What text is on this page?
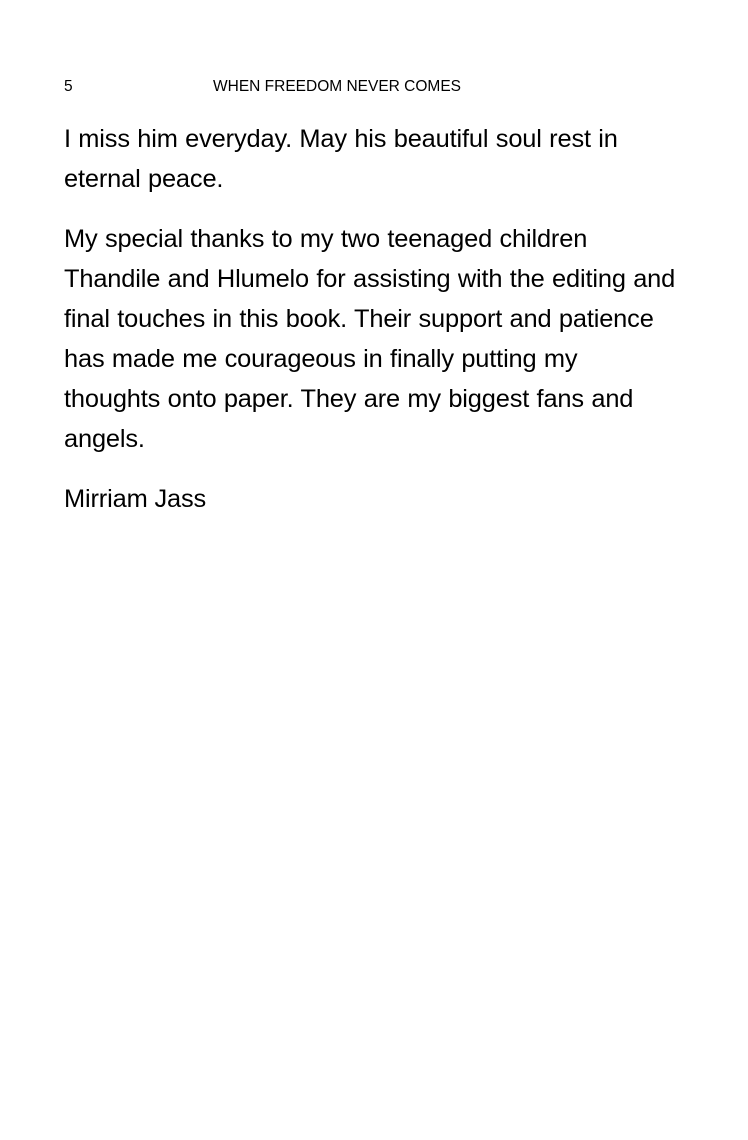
5	WHEN FREEDOM NEVER COMES

I miss him everyday. May his beautiful soul rest in eternal peace.

My special thanks to my two teenaged children Thandile and Hlumelo for assisting with the editing and final touches in this book. Their support and patience has made me courageous in finally putting my thoughts onto paper. They are my biggest fans and angels.

Mirriam Jass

^^^^^^^^

» **What the task asks**: Skipping the pictures, transcribe each line above exactly as it appears.

» **Exercise output**:
What text is on this page?
5	WHEN FREEDOM NEVER COMES

I miss him everyday. May his beautiful soul rest in eternal peace.

My special thanks to my two teenaged children Thandile and Hlumelo for assisting with the editing and final touches in this book. Their support and patience has made me courageous in finally putting my thoughts onto paper. They are my biggest fans and angels.

Mirriam Jass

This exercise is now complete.